Items from a data source
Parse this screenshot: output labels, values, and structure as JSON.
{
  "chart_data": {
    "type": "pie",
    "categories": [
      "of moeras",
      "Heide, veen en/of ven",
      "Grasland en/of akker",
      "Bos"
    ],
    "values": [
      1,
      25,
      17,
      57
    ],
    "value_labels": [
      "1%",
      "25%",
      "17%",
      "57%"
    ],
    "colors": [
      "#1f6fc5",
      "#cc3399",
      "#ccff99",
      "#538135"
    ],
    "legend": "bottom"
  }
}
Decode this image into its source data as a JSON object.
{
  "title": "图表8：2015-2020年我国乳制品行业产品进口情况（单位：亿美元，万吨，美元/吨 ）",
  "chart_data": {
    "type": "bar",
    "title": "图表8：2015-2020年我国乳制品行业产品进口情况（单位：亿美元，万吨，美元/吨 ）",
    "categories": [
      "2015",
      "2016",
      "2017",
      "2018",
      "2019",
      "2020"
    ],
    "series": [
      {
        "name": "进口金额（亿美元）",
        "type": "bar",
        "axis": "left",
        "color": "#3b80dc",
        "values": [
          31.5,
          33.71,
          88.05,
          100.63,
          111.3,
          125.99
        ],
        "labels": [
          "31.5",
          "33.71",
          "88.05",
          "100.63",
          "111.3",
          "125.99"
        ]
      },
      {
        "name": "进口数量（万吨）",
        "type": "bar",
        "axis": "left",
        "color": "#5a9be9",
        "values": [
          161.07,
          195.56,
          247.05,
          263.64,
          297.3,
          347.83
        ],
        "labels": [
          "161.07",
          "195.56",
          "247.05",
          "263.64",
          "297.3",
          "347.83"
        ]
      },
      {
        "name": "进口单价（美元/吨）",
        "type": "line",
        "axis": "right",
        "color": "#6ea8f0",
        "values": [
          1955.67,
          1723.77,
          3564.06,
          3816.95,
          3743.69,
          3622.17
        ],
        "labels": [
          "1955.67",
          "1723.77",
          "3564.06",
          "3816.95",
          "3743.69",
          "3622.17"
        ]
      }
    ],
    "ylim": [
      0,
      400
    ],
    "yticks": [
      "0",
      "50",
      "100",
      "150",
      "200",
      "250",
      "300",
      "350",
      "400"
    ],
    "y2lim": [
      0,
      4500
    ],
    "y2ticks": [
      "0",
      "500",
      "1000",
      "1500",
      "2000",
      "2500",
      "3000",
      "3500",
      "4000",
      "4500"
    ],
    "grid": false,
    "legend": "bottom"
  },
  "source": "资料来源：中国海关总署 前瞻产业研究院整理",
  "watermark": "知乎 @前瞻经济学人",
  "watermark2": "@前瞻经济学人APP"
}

Exercise details.
Show, from the material above, each line that includes the string "this".

Solution.
Parse this screenshot: output labels, values, and structure as JSON.
Decode this image into its source data as a JSON object.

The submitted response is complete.